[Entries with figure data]
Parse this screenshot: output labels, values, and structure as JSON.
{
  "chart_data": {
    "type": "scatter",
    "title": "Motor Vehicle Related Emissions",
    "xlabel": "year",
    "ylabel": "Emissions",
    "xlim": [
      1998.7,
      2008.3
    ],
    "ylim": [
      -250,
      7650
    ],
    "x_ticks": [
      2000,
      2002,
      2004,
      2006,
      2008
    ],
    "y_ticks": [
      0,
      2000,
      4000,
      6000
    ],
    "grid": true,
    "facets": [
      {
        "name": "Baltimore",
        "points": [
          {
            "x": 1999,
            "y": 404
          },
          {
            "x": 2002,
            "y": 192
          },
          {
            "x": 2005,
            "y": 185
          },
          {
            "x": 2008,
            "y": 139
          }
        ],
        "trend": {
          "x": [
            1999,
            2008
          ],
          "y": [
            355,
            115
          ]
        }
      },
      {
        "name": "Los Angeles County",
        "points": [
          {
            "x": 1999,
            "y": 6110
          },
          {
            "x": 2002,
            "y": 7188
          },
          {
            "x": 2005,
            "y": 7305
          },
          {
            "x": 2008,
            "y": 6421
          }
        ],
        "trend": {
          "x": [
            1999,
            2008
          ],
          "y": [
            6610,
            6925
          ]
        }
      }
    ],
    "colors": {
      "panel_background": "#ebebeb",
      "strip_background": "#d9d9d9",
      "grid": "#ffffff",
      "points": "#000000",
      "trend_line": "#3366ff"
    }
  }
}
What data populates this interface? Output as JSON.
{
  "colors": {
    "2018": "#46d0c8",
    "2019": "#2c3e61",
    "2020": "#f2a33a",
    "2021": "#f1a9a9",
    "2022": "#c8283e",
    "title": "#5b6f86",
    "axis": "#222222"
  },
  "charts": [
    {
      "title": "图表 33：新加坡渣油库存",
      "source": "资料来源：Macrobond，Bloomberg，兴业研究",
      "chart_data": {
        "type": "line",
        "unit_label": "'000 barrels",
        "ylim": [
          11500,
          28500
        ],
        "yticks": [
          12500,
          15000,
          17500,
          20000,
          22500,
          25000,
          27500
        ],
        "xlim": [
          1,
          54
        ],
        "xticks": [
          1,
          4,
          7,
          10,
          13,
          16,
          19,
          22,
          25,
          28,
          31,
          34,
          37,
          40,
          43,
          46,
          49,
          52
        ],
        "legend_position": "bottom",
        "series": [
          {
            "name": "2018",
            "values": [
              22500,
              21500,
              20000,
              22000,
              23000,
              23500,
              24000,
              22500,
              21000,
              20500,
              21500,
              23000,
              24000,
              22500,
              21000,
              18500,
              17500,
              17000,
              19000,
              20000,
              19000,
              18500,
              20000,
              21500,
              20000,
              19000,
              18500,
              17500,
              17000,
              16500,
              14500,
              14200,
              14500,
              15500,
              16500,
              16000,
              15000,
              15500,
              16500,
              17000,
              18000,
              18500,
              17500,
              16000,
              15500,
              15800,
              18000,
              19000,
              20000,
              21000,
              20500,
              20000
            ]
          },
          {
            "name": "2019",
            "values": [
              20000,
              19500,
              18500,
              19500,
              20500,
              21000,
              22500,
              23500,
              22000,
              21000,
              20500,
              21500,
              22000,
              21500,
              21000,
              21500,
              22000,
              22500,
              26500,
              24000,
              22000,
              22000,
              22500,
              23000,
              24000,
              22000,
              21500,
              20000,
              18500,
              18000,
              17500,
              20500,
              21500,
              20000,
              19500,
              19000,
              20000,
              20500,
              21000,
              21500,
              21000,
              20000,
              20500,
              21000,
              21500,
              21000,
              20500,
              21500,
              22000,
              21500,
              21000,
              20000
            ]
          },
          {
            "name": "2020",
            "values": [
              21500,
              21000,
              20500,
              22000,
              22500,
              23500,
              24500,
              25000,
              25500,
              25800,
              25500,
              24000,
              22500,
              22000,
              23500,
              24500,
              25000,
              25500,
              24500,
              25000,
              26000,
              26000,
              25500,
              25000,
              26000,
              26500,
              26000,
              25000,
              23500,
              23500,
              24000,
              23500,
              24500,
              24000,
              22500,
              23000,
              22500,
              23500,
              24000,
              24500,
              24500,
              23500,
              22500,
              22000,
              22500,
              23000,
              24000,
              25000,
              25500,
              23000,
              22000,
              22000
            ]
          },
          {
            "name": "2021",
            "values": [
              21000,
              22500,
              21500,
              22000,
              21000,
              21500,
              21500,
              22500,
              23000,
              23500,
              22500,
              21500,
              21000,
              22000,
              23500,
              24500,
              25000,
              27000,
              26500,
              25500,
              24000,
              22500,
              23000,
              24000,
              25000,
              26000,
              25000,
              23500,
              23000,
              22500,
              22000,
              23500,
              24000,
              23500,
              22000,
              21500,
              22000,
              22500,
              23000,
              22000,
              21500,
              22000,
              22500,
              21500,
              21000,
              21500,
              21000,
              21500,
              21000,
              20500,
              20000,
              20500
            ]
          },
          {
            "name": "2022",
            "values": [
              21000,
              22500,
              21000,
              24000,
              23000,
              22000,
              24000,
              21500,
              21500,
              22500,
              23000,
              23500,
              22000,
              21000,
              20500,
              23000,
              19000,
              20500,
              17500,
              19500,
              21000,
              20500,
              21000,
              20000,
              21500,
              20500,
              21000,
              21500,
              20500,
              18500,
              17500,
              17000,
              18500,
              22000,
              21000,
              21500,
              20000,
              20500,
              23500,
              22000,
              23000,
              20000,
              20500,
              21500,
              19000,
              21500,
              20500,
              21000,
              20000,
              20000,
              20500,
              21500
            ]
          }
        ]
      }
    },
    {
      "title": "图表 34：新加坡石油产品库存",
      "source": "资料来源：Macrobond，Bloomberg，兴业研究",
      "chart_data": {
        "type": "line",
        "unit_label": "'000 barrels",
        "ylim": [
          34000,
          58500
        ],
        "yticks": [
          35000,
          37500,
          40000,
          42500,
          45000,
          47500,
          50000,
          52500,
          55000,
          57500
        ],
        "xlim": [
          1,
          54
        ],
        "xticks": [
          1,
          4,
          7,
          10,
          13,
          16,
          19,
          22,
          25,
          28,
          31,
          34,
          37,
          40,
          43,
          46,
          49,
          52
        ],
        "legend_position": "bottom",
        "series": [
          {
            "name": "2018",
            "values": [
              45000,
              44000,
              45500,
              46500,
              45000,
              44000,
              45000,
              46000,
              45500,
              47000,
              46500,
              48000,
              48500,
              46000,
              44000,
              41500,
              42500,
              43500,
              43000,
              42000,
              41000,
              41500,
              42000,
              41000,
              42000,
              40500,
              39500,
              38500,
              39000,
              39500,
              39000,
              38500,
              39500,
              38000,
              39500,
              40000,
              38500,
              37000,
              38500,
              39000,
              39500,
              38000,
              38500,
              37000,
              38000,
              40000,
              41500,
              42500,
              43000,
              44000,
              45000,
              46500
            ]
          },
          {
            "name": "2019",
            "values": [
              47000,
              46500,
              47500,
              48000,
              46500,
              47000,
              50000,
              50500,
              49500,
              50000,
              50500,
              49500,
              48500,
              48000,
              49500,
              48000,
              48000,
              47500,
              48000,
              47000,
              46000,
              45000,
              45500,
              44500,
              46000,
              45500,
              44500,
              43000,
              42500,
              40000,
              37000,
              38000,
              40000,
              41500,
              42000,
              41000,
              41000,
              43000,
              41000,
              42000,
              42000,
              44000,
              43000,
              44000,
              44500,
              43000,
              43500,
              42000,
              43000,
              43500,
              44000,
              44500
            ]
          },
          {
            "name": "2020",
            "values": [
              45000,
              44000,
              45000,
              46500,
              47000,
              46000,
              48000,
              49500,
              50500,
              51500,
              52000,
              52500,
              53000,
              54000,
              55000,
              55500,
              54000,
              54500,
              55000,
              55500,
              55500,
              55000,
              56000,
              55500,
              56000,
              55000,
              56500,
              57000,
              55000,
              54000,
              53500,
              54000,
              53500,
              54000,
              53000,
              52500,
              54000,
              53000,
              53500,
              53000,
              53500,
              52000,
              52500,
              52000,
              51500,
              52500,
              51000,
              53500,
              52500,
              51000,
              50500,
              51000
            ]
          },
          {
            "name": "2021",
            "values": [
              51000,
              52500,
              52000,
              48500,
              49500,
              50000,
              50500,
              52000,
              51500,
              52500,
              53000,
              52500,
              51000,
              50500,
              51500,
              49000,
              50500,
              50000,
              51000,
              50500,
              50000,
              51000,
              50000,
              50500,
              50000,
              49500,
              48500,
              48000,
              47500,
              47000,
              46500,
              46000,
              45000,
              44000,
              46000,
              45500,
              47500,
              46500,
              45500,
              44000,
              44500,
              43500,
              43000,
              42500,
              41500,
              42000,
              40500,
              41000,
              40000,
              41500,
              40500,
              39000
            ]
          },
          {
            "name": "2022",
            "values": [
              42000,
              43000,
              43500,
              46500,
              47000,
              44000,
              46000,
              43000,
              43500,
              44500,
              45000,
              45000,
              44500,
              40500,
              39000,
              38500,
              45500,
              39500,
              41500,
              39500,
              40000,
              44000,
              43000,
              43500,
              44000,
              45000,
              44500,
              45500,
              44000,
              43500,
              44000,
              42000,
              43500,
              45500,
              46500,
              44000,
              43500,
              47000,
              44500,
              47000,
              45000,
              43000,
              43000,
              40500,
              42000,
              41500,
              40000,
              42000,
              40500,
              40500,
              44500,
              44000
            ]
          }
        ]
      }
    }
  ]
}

DIRECTIONS:
Work out how many lines of the data above hold the word "this", and write only the count.

CORRECT ANSWER:
2